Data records
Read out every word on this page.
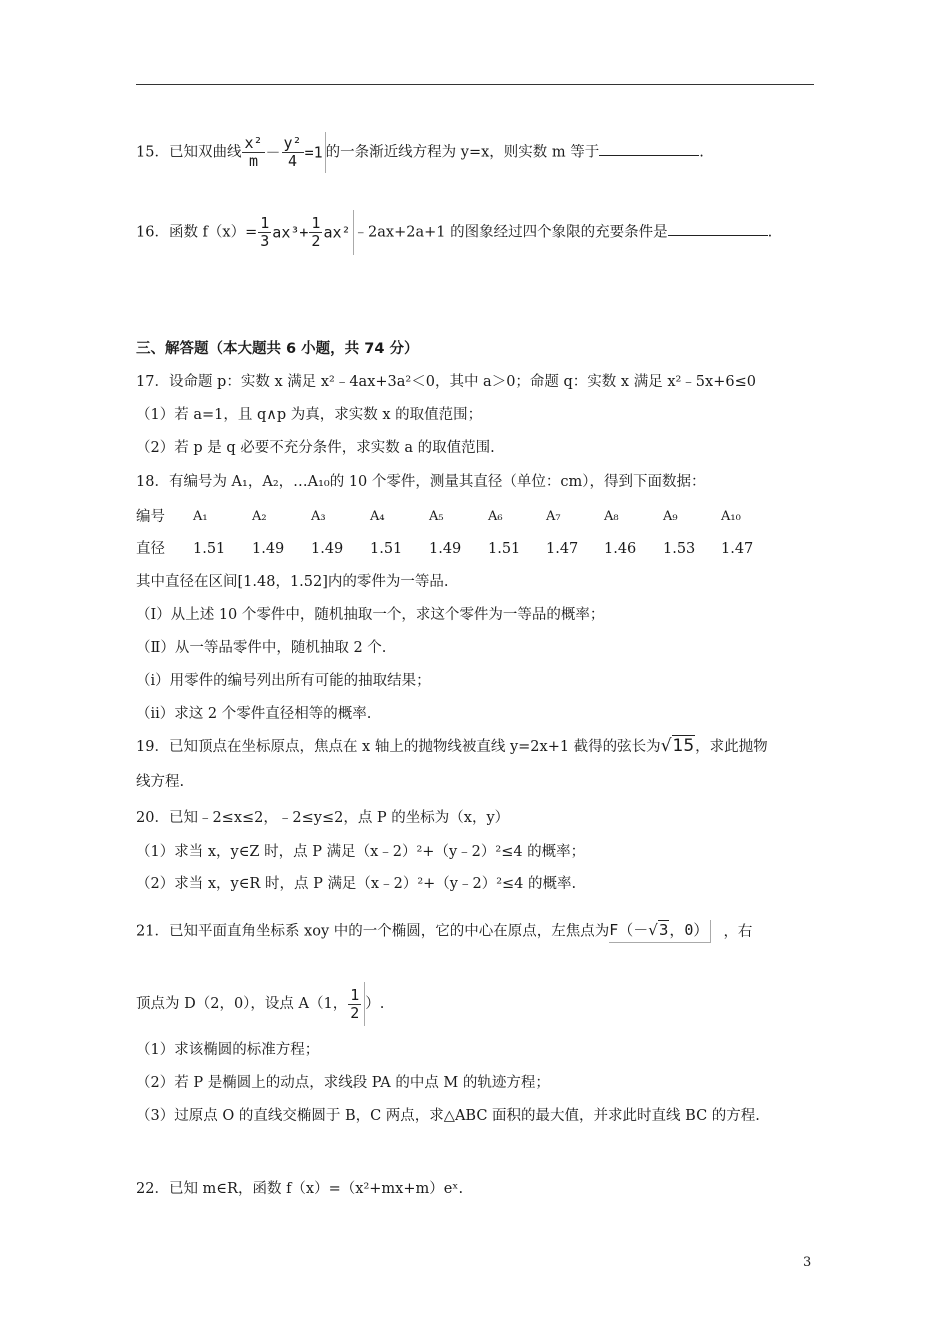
15．已知双曲线 $\frac{\text{x²}}{m} - \frac{\text{y²}}{4} =1$ 的一条渐近线方程为 y=x，则实数 m 等于	.
16．函数 $f(x)= \frac{1}{3} ax^3+ \frac{1}{2} ax^2$ ﹣2ax+2a+1 的图象经过四个象限的充要条件是	.
三、解答题（本大题共 6 小题，共 74 分）
17．设命题 p：实数 x 满足 x²﹣4ax+3a²＜0，其中 a＞0；命题 q：实数 x 满足 x²﹣5x+6≤0
（1）若 a=1，且 q∧p 为真，求实数 x 的取值范围；
（2）若 p 是 q 必要不充分条件，求实数 a 的取值范围.
18．有编号为 A₁，A₂，…A₁₀的 10 个零件，测量其直径（单位：cm），得到下面数据：
编号 A₁	A₂	A₃	A₄	A₅	A₆	A₇	A₈	A₉	A₁₀
直径 1.51 1.49 1.49 1.51 1.49 1.51 1.47 1.46 1.53 1.47
其中直径在区间[1.48，1.52]内的零件为一等品.
（Ⅰ）从上述 10 个零件中，随机抽取一个，求这个零件为一等品的概率；
（Ⅱ）从一等品零件中，随机抽取 2 个.
（ⅰ）用零件的编号列出所有可能的抽取结果；
（ⅱ）求这 2 个零件直径相等的概率.
19．已知顶点在坐标原点，焦点在 x 轴上的抛物线被直线 y=2x+1 截得的弦长为√15，求此抛物
线方程.
20．已知﹣2≤x≤2，﹣2≤y≤2，点 P 的坐标为（x，y）
（1）求当 x，y∈Z 时，点 P 满足（x﹣2）²+（y﹣2）²≤4 的概率；
（2）求当 x，y∈R 时，点 P 满足（x﹣2）²+（y﹣2）²≤4 的概率.
21．已知平面直角坐标系 xoy 中的一个椭圆，它的中心在原点，左焦点为F（－√3，0） ，右
顶点为 D（2，0），设点 A（1， $\frac{1}{2}$ ）.
（1）求该椭圆的标准方程；
（2）若 P 是椭圆上的动点，求线段 PA 的中点 M 的轨迹方程；
（3）过原点 O 的直线交椭圆于 B，C 两点，求△ABC 面积的最大值，并求此时直线 BC 的方程.
22．已知 m∈R，函数 f（x）=（x²+mx+m）eˣ.
3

* EXERCISE DESCRIPTION
From the entries above, select each line containing the string "frac".

* RESPONSE BELOW
15．已知双曲线 $\frac{\text{x²}}{m} - \frac{\text{y²}}{4} =1$ 的一条渐近线方程为 y=x，则实数 m 等于	.
16．函数 $f(x)= \frac{1}{3} ax^3+ \frac{1}{2} ax^2$ ﹣2ax+2a+1 的图象经过四个象限的充要条件是	.
顶点为 D（2，0），设点 A（1， $\frac{1}{2}$ ）.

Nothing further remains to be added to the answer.